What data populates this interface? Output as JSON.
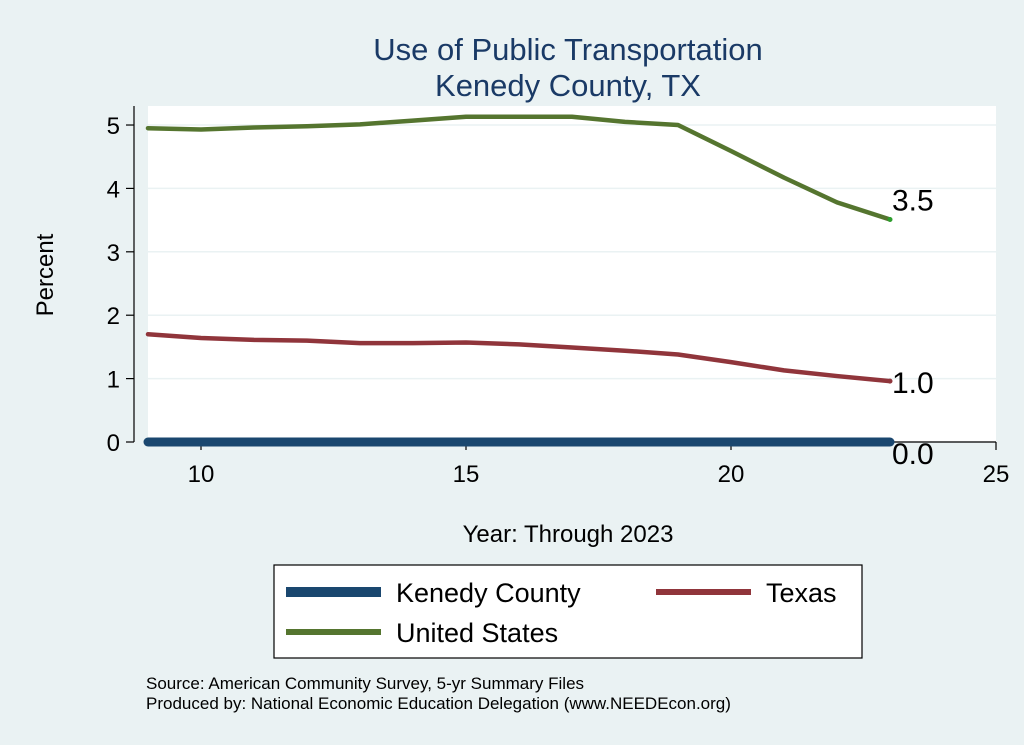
{
  "chart_data": {
    "type": "line",
    "title": "Use of Public Transportation",
    "subtitle": "Kenedy County, TX",
    "xlabel": "Year: Through 2023",
    "ylabel": "Percent",
    "xlim": [
      9,
      25
    ],
    "ylim": [
      0,
      5.3
    ],
    "xticks": [
      "10",
      "15",
      "20",
      "25"
    ],
    "yticks": [
      "0",
      "1",
      "2",
      "3",
      "4",
      "5"
    ],
    "grid": true,
    "legend_position": "bottom",
    "series": [
      {
        "name": "Kenedy County",
        "color": "#1a476f",
        "x": [
          9,
          10,
          11,
          12,
          13,
          14,
          15,
          16,
          17,
          18,
          19,
          20,
          21,
          22,
          23
        ],
        "values": [
          0,
          0,
          0,
          0,
          0,
          0,
          0,
          0,
          0,
          0,
          0,
          0,
          0,
          0,
          0
        ],
        "end_label": "0.0"
      },
      {
        "name": "Texas",
        "color": "#90353b",
        "x": [
          9,
          10,
          11,
          12,
          13,
          14,
          15,
          16,
          17,
          18,
          19,
          20,
          21,
          22,
          23
        ],
        "values": [
          1.7,
          1.64,
          1.61,
          1.6,
          1.56,
          1.56,
          1.57,
          1.54,
          1.49,
          1.44,
          1.38,
          1.26,
          1.13,
          1.04,
          0.96
        ],
        "end_label": "1.0"
      },
      {
        "name": "United States",
        "color": "#55752f",
        "x": [
          9,
          10,
          11,
          12,
          13,
          14,
          15,
          16,
          17,
          18,
          19,
          20,
          21,
          22,
          23
        ],
        "values": [
          4.95,
          4.93,
          4.96,
          4.98,
          5.01,
          5.07,
          5.13,
          5.13,
          5.13,
          5.05,
          5.0,
          4.59,
          4.17,
          3.78,
          3.51
        ],
        "end_label": "3.5"
      }
    ],
    "source_note": "Source: American Community Survey, 5-yr Summary Files",
    "producer_note": "Produced by: National Economic Education Delegation (www.NEEDEcon.org)"
  }
}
== == ==
• **To be done**: Sift through the entries and copy every line with "Kenedy".

• **Written answer**:
    "subtitle": "Kenedy County, TX",
        "name": "Kenedy County",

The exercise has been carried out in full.